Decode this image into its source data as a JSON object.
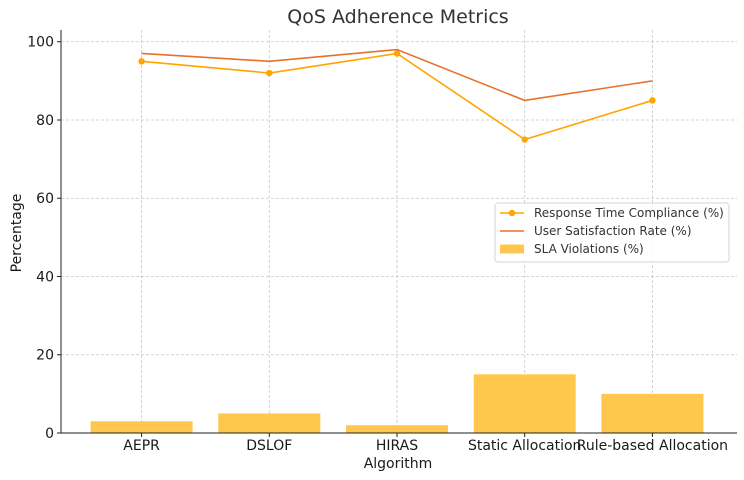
{
  "chart_data": {
    "type": "bar",
    "title": "QoS Adherence Metrics",
    "xlabel": "Algorithm",
    "ylabel": "Percentage",
    "categories": [
      "AEPR",
      "DSLOF",
      "HIRAS",
      "Static Allocation",
      "Rule-based Allocation"
    ],
    "ylim": [
      0,
      103
    ],
    "yticks": [
      0,
      20,
      40,
      60,
      80,
      100
    ],
    "grid": true,
    "legend_position": "center-right",
    "series": [
      {
        "name": "Response Time Compliance (%)",
        "kind": "line",
        "marker": "circle",
        "color": "#FFA500",
        "values": [
          95,
          92,
          97,
          75,
          85
        ]
      },
      {
        "name": "User Satisfaction Rate (%)",
        "kind": "line",
        "marker": "none",
        "color": "#E8702A",
        "values": [
          97,
          95,
          98,
          85,
          90
        ]
      },
      {
        "name": "SLA Violations (%)",
        "kind": "bar",
        "color": "#FFC84D",
        "values": [
          3,
          5,
          2,
          15,
          10
        ]
      }
    ]
  }
}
+===+
- _TASK DETAILS_: Identify each line of the material where the word "name" shows up, and copy it.

- _RESPONSE FOR THIS EXERCISE_:
        "name": "Response Time Compliance (%)",
        "name": "User Satisfaction Rate (%)",
        "name": "SLA Violations (%)",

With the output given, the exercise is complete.